---------- EXERCISE DATA

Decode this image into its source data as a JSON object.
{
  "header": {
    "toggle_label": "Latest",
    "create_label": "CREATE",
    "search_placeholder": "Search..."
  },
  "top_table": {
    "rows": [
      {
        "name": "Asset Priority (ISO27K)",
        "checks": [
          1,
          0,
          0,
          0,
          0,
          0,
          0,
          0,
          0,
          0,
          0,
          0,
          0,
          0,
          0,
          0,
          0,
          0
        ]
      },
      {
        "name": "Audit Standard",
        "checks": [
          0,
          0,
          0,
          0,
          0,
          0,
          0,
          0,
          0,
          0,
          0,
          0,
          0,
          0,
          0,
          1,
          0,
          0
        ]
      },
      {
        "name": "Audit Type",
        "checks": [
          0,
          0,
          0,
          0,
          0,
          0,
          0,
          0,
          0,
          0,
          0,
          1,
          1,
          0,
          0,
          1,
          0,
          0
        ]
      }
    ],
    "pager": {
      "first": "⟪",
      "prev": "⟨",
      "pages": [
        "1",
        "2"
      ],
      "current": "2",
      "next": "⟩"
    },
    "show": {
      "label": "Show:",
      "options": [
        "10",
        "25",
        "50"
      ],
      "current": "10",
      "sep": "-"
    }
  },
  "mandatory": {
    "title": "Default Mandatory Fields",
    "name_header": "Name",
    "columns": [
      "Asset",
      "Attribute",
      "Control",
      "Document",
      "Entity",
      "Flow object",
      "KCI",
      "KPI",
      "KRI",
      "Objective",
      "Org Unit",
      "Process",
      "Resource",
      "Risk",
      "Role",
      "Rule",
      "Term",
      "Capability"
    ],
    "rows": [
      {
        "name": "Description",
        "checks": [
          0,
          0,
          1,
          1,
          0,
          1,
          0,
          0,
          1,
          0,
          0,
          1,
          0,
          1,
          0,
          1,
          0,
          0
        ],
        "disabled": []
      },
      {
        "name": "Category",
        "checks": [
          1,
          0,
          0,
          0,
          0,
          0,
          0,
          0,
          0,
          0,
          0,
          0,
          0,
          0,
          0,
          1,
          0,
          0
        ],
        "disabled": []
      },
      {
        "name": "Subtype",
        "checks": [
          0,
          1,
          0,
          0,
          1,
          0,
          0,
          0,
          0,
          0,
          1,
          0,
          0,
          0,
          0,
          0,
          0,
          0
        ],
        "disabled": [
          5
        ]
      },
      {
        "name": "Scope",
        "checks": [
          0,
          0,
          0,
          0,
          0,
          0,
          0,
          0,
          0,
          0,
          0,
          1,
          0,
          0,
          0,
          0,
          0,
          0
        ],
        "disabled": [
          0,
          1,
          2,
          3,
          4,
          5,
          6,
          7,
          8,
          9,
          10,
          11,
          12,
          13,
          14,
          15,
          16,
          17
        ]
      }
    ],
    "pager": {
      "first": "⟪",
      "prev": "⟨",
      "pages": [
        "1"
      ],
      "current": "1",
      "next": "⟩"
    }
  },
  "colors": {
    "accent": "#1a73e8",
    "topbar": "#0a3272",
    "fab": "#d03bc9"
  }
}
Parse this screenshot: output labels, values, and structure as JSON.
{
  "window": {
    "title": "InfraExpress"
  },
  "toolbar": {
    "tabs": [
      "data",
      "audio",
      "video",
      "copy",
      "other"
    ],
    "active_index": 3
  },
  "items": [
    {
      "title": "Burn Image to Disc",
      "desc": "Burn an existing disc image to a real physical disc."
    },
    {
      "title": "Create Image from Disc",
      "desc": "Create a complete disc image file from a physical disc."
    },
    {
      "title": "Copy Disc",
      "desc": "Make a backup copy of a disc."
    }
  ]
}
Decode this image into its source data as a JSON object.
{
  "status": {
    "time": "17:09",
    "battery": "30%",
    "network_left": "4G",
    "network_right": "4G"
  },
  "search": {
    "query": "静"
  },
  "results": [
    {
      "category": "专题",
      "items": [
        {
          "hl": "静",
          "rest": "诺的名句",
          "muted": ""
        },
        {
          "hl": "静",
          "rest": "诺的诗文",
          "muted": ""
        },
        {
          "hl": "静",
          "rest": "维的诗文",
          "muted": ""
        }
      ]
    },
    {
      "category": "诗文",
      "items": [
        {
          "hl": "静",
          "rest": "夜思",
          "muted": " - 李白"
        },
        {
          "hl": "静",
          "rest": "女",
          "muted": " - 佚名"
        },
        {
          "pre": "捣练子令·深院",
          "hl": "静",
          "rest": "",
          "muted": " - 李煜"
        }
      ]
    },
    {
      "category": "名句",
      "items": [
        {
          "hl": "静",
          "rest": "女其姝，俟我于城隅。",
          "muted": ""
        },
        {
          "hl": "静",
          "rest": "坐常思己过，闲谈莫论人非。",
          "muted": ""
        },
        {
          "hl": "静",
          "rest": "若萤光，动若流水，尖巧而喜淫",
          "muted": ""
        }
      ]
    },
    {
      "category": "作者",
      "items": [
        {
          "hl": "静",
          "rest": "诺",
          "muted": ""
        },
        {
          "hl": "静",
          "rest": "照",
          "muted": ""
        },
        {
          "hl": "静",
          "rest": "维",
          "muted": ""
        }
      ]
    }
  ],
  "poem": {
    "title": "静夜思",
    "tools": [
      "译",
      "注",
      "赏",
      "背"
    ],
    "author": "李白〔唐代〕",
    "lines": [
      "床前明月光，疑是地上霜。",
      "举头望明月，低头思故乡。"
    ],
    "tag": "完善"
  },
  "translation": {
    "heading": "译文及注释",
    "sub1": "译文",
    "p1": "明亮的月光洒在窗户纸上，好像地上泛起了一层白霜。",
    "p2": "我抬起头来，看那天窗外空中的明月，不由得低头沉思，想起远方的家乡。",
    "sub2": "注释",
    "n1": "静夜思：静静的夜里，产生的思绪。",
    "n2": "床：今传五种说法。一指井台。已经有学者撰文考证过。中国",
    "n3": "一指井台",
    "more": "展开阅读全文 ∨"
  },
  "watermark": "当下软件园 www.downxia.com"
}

--------------------

EXERCISE OBJECTIVE =
Each line of the data that includes the word "from" counts once; report the total and nothing more.

OUTPUT OF THE EXERCISE =
2